[start]

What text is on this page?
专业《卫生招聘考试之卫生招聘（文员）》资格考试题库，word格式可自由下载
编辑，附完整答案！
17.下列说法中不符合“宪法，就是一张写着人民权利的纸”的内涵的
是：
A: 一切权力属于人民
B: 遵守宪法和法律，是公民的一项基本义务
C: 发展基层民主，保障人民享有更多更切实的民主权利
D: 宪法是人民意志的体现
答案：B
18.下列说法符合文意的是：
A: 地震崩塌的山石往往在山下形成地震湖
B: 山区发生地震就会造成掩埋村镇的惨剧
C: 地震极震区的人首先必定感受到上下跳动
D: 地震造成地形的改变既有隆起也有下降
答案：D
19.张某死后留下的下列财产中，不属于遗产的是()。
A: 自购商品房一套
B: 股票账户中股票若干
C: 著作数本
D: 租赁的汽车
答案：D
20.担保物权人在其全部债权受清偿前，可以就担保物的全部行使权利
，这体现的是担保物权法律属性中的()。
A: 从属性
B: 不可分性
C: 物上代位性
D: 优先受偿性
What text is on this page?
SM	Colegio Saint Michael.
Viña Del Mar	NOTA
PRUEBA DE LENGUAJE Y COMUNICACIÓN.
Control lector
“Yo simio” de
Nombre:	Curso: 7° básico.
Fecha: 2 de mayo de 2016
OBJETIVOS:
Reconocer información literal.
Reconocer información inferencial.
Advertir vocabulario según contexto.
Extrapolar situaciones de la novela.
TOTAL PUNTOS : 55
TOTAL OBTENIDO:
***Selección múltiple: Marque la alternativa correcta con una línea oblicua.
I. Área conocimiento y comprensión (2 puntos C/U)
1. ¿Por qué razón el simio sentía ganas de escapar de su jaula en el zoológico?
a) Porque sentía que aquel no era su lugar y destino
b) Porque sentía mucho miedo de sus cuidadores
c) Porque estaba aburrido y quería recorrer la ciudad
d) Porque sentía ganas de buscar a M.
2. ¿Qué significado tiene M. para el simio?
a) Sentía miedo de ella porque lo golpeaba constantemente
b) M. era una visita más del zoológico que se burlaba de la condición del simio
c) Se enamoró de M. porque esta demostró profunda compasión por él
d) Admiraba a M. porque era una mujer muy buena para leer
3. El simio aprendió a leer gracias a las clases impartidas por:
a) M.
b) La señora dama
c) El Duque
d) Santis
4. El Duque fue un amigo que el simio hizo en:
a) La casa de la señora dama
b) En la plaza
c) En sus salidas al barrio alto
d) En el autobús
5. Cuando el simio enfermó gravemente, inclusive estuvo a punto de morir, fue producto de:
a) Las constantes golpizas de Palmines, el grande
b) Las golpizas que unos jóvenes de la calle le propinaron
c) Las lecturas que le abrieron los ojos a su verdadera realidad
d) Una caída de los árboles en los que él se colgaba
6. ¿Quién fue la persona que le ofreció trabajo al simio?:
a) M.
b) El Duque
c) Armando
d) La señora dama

[end]

- _Goal of the exercise_:
Looking at the records above, report how many lines contain the word "miedo". Answer with the number only.

- _The completed task_:
2